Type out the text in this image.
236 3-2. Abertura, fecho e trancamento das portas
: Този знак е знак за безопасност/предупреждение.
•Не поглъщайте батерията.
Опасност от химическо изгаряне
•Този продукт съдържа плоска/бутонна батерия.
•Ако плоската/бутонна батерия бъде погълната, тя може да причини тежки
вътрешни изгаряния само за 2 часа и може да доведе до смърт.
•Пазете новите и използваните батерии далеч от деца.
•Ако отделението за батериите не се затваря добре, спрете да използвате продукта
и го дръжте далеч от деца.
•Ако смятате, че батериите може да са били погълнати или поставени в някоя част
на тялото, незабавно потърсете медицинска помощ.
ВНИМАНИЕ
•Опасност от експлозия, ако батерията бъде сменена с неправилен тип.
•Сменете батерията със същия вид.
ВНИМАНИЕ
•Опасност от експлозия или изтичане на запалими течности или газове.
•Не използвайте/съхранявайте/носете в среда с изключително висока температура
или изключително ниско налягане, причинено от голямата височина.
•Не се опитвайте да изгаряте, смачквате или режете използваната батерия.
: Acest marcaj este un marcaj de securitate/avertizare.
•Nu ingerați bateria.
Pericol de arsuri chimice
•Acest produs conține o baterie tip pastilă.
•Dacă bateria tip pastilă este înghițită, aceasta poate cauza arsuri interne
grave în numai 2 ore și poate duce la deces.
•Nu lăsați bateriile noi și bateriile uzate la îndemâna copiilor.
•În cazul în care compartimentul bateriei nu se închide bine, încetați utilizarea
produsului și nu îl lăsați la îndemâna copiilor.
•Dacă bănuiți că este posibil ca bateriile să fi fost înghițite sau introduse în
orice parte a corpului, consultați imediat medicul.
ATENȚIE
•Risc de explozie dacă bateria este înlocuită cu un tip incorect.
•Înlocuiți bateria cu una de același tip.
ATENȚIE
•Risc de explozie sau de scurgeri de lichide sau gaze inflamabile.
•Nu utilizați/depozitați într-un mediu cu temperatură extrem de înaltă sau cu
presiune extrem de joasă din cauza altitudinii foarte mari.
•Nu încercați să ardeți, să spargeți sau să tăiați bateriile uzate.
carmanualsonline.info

— PROBLEM —
Your task is to repeat the data exactly; please include every line.

— WRITTEN SOLUTION —
Type out the text in this image.
236 3-2. Abertura, fecho e trancamento das portas
: Този знак е знак за безопасност/предупреждение.
•Не поглъщайте батерията.
Опасност от химическо изгаряне
•Този продукт съдържа плоска/бутонна батерия.
•Ако плоската/бутонна батерия бъде погълната, тя може да причини тежки
вътрешни изгаряния само за 2 часа и може да доведе до смърт.
•Пазете новите и използваните батерии далеч от деца.
•Ако отделението за батериите не се затваря добре, спрете да използвате продукта
и го дръжте далеч от деца.
•Ако смятате, че батериите може да са били погълнати или поставени в някоя част
на тялото, незабавно потърсете медицинска помощ.
ВНИМАНИЕ
•Опасност от експлозия, ако батерията бъде сменена с неправилен тип.
•Сменете батерията със същия вид.
ВНИМАНИЕ
•Опасност от експлозия или изтичане на запалими течности или газове.
•Не използвайте/съхранявайте/носете в среда с изключително висока температура
или изключително ниско налягане, причинено от голямата височина.
•Не се опитвайте да изгаряте, смачквате или режете използваната батерия.
: Acest marcaj este un marcaj de securitate/avertizare.
•Nu ingerați bateria.
Pericol de arsuri chimice
•Acest produs conține o baterie tip pastilă.
•Dacă bateria tip pastilă este înghițită, aceasta poate cauza arsuri interne
grave în numai 2 ore și poate duce la deces.
•Nu lăsați bateriile noi și bateriile uzate la îndemâna copiilor.
•În cazul în care compartimentul bateriei nu se închide bine, încetați utilizarea
produsului și nu îl lăsați la îndemâna copiilor.
•Dacă bănuiți că este posibil ca bateriile să fi fost înghițite sau introduse în
orice parte a corpului, consultați imediat medicul.
ATENȚIE
•Risc de explozie dacă bateria este înlocuită cu un tip incorect.
•Înlocuiți bateria cu una de același tip.
ATENȚIE
•Risc de explozie sau de scurgeri de lichide sau gaze inflamabile.
•Nu utilizați/depozitați într-un mediu cu temperatură extrem de înaltă sau cu
presiune extrem de joasă din cauza altitudinii foarte mari.
•Nu încercați să ardeți, să spargeți sau să tăiați bateriile uzate.
carmanualsonline.info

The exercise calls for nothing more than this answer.